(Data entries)
━━━━━━
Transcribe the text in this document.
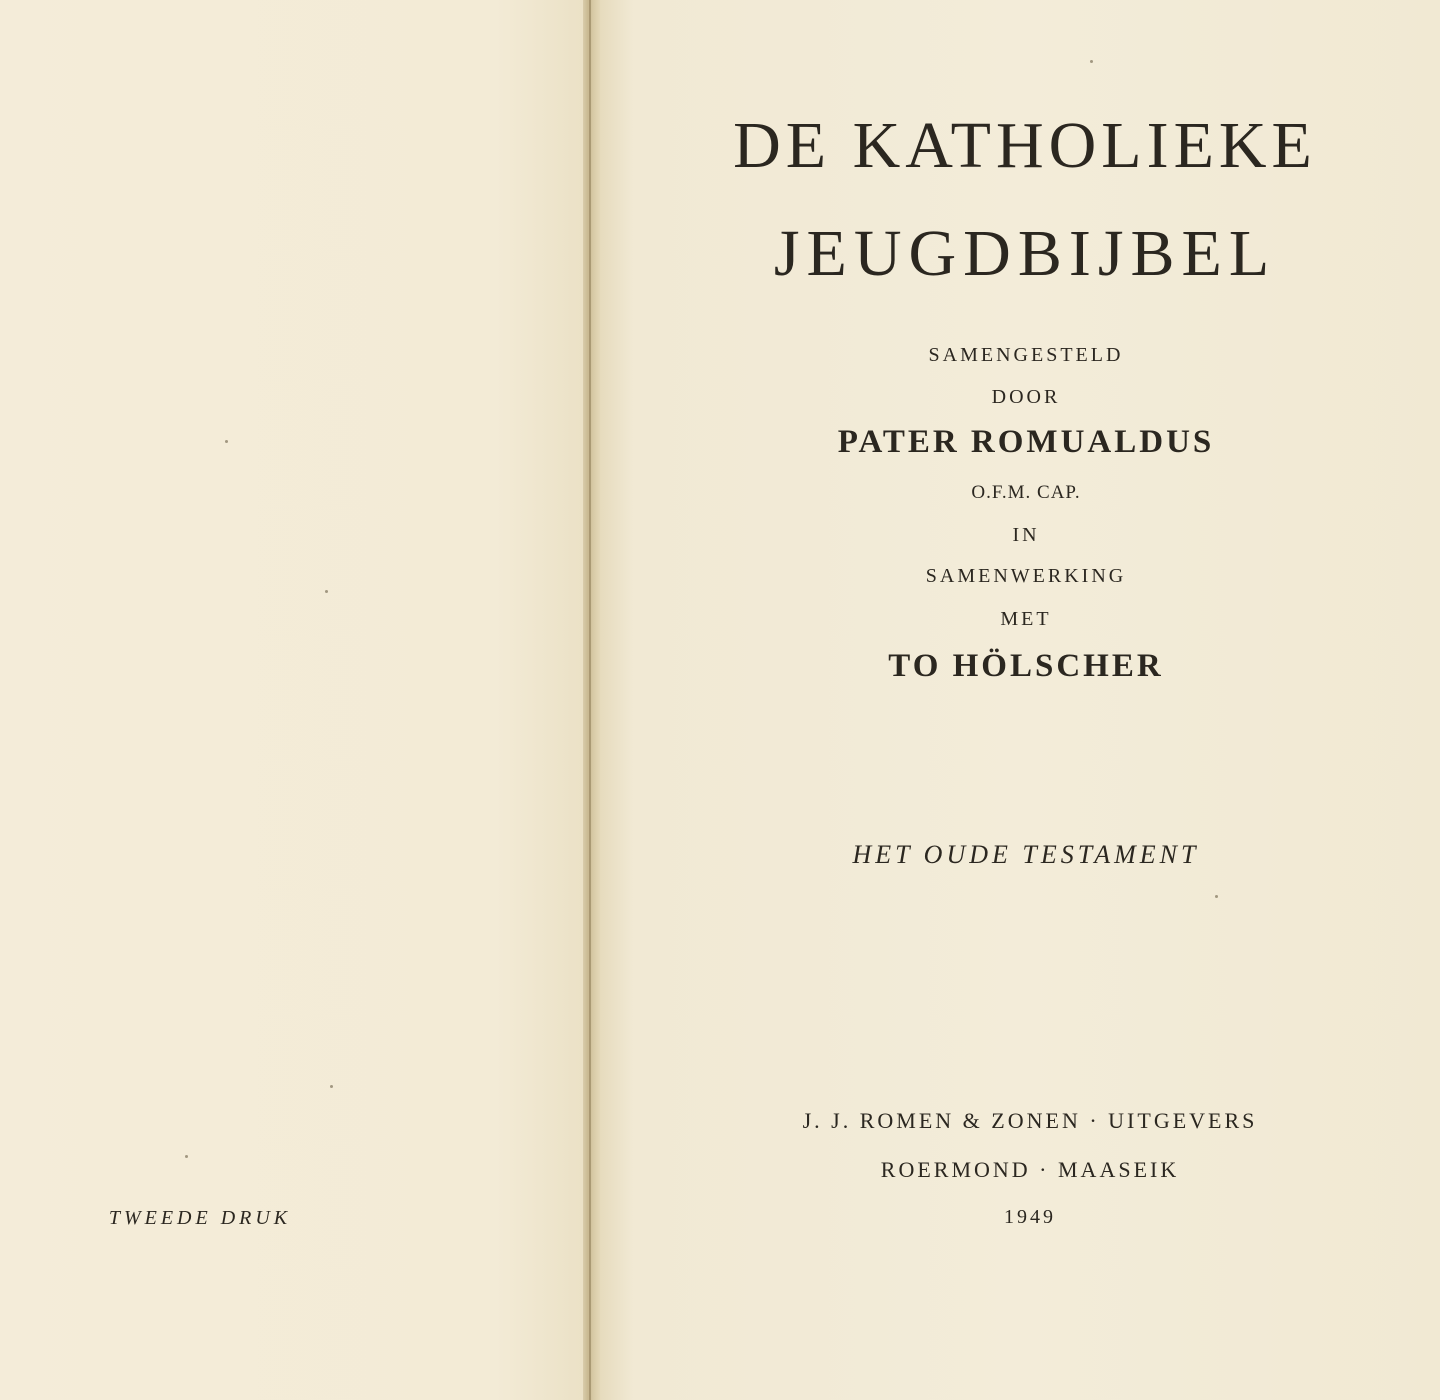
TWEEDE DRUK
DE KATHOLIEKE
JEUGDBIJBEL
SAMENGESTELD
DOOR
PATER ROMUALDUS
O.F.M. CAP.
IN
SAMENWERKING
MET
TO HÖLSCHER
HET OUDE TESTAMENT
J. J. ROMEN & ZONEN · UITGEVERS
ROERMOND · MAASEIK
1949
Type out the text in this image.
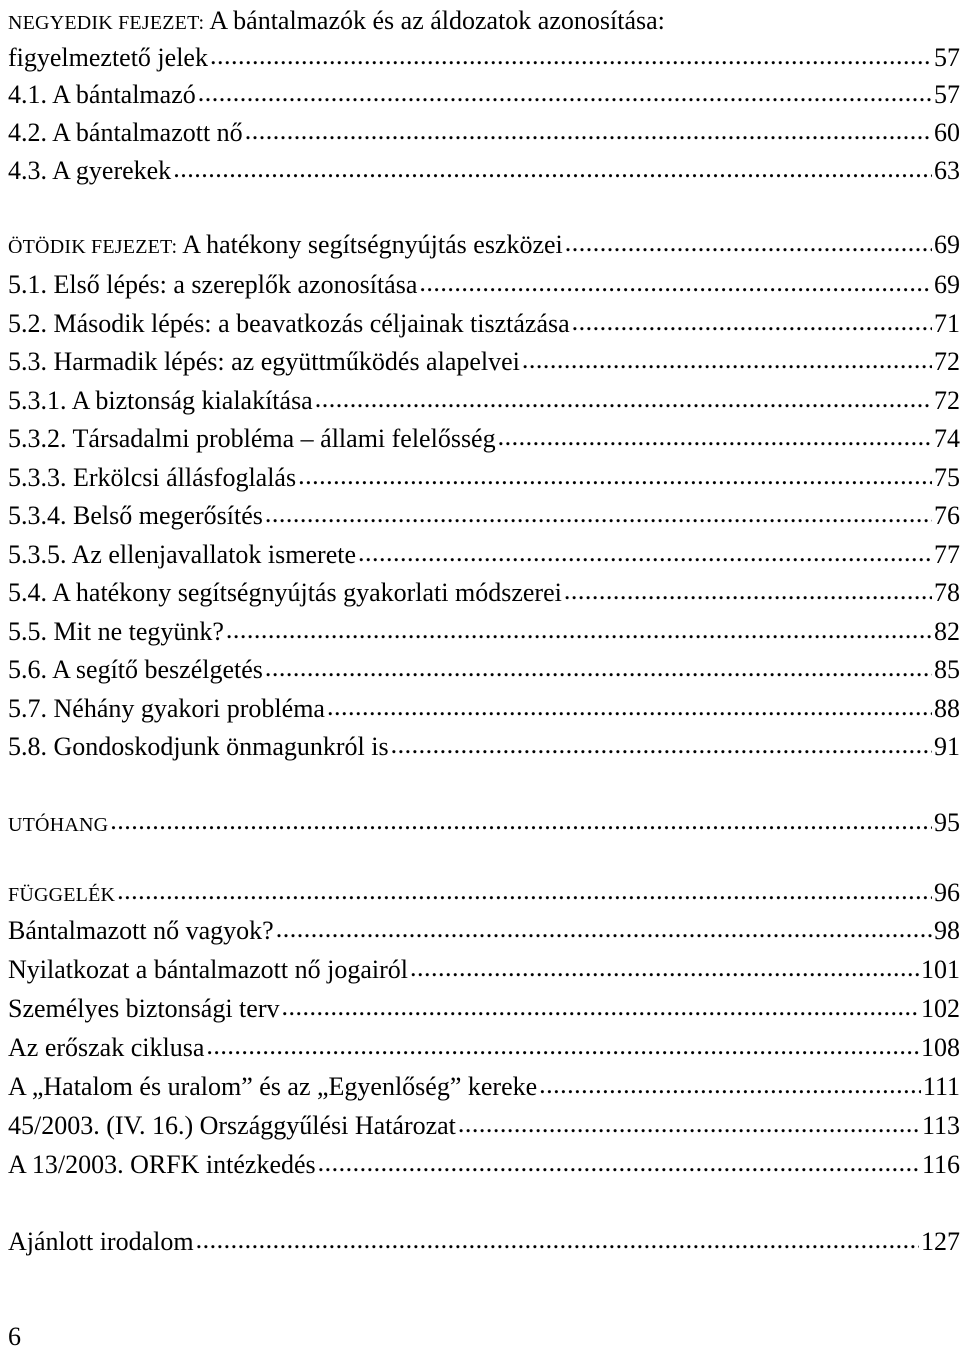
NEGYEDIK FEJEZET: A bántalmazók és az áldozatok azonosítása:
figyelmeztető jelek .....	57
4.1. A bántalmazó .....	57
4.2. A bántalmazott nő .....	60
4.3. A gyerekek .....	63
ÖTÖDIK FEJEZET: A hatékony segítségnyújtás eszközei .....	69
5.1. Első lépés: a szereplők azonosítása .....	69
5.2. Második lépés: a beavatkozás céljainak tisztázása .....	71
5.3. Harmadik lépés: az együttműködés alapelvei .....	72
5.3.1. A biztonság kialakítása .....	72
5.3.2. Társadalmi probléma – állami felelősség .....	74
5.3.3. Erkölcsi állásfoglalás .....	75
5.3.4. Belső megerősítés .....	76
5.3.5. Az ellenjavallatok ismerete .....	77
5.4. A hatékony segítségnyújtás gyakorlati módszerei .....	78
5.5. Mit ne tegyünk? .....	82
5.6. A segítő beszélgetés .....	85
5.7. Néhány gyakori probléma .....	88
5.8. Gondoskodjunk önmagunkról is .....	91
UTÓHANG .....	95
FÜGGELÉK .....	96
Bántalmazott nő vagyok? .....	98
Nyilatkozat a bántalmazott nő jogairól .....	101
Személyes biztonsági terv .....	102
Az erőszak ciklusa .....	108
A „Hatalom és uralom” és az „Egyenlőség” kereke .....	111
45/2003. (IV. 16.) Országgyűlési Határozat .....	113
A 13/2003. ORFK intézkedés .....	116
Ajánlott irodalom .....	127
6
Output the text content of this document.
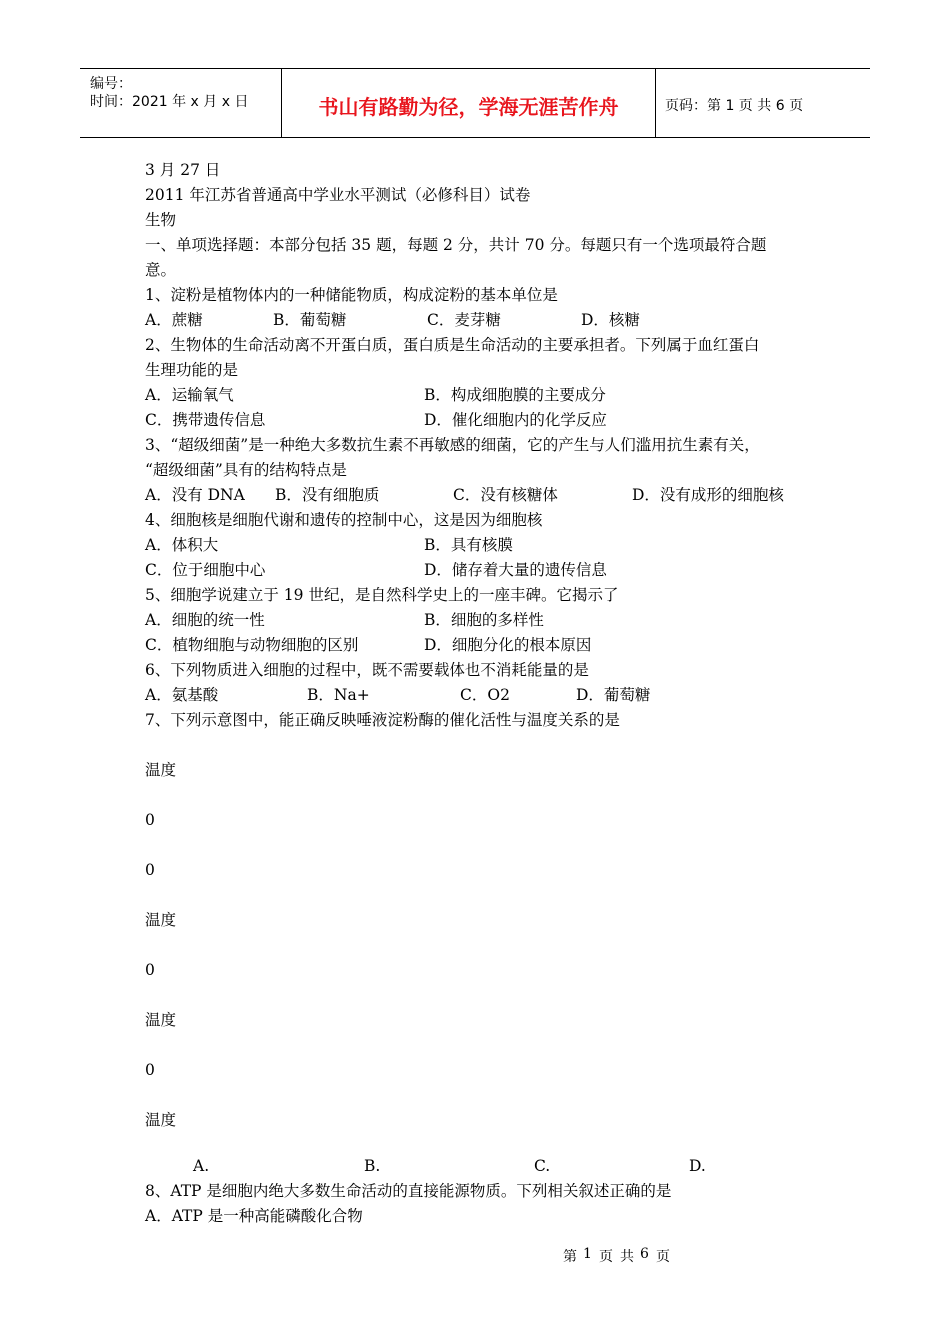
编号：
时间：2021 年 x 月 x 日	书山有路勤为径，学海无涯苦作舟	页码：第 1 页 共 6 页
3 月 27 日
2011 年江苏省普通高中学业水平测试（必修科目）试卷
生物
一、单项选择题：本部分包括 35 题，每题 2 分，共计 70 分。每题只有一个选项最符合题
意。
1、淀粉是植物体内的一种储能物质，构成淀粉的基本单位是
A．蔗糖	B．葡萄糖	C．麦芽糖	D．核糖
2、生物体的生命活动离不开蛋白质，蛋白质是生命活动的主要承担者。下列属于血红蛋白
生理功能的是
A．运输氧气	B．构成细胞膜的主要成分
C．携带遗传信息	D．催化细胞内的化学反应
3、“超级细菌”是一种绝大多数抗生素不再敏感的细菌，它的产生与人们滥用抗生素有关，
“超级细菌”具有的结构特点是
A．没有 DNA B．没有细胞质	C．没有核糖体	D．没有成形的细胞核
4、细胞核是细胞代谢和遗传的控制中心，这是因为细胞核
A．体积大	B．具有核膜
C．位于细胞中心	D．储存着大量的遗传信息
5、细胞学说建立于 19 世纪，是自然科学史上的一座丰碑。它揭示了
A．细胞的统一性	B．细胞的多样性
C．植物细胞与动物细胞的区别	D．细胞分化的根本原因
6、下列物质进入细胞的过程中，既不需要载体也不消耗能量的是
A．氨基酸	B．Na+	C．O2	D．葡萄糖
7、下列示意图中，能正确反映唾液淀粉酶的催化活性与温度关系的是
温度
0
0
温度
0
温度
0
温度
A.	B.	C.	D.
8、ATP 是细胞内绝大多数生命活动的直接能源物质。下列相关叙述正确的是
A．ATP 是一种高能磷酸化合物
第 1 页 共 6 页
━━━━━━
> Your objective
Reproduce every record above exactly, but leave out the pictures.

> Task answer
Transcribe the text in this document.
TWEEDE DRUK
DE KATHOLIEKE
JEUGDBIJBEL
SAMENGESTELD
DOOR
PATER ROMUALDUS
O.F.M. CAP.
IN
SAMENWERKING
MET
TO HÖLSCHER
HET OUDE TESTAMENT
J. J. ROMEN & ZONEN · UITGEVERS
ROERMOND · MAASEIK
1949
Type out the text in this image.
NEGYEDIK FEJEZET: A bántalmazók és az áldozatok azonosítása:
figyelmeztető jelek .....	57
4.1. A bántalmazó .....	57
4.2. A bántalmazott nő .....	60
4.3. A gyerekek .....	63
ÖTÖDIK FEJEZET: A hatékony segítségnyújtás eszközei .....	69
5.1. Első lépés: a szereplők azonosítása .....	69
5.2. Második lépés: a beavatkozás céljainak tisztázása .....	71
5.3. Harmadik lépés: az együttműködés alapelvei .....	72
5.3.1. A biztonság kialakítása .....	72
5.3.2. Társadalmi probléma – állami felelősség .....	74
5.3.3. Erkölcsi állásfoglalás .....	75
5.3.4. Belső megerősítés .....	76
5.3.5. Az ellenjavallatok ismerete .....	77
5.4. A hatékony segítségnyújtás gyakorlati módszerei .....	78
5.5. Mit ne tegyünk? .....	82
5.6. A segítő beszélgetés .....	85
5.7. Néhány gyakori probléma .....	88
5.8. Gondoskodjunk önmagunkról is .....	91
UTÓHANG .....	95
FÜGGELÉK .....	96
Bántalmazott nő vagyok? .....	98
Nyilatkozat a bántalmazott nő jogairól .....	101
Személyes biztonsági terv .....	102
Az erőszak ciklusa .....	108
A „Hatalom és uralom” és az „Egyenlőség” kereke .....	111
45/2003. (IV. 16.) Országgyűlési Határozat .....	113
A 13/2003. ORFK intézkedés .....	116
Ajánlott irodalom .....	127
6
Output the text content of this document.
编号：
时间：2021 年 x 月 x 日	书山有路勤为径，学海无涯苦作舟	页码：第 1 页 共 6 页
3 月 27 日
2011 年江苏省普通高中学业水平测试（必修科目）试卷
生物
一、单项选择题：本部分包括 35 题，每题 2 分，共计 70 分。每题只有一个选项最符合题
意。
1、淀粉是植物体内的一种储能物质，构成淀粉的基本单位是
A．蔗糖	B．葡萄糖	C．麦芽糖	D．核糖
2、生物体的生命活动离不开蛋白质，蛋白质是生命活动的主要承担者。下列属于血红蛋白
生理功能的是
A．运输氧气	B．构成细胞膜的主要成分
C．携带遗传信息	D．催化细胞内的化学反应
3、“超级细菌”是一种绝大多数抗生素不再敏感的细菌，它的产生与人们滥用抗生素有关，
“超级细菌”具有的结构特点是
A．没有 DNA B．没有细胞质	C．没有核糖体	D．没有成形的细胞核
4、细胞核是细胞代谢和遗传的控制中心，这是因为细胞核
A．体积大	B．具有核膜
C．位于细胞中心	D．储存着大量的遗传信息
5、细胞学说建立于 19 世纪，是自然科学史上的一座丰碑。它揭示了
A．细胞的统一性	B．细胞的多样性
C．植物细胞与动物细胞的区别	D．细胞分化的根本原因
6、下列物质进入细胞的过程中，既不需要载体也不消耗能量的是
A．氨基酸	B．Na+	C．O2	D．葡萄糖
7、下列示意图中，能正确反映唾液淀粉酶的催化活性与温度关系的是
温度
0
0
温度
0
温度
0
温度
A.	B.	C.	D.
8、ATP 是细胞内绝大多数生命活动的直接能源物质。下列相关叙述正确的是
A．ATP 是一种高能磷酸化合物
第 1 页 共 6 页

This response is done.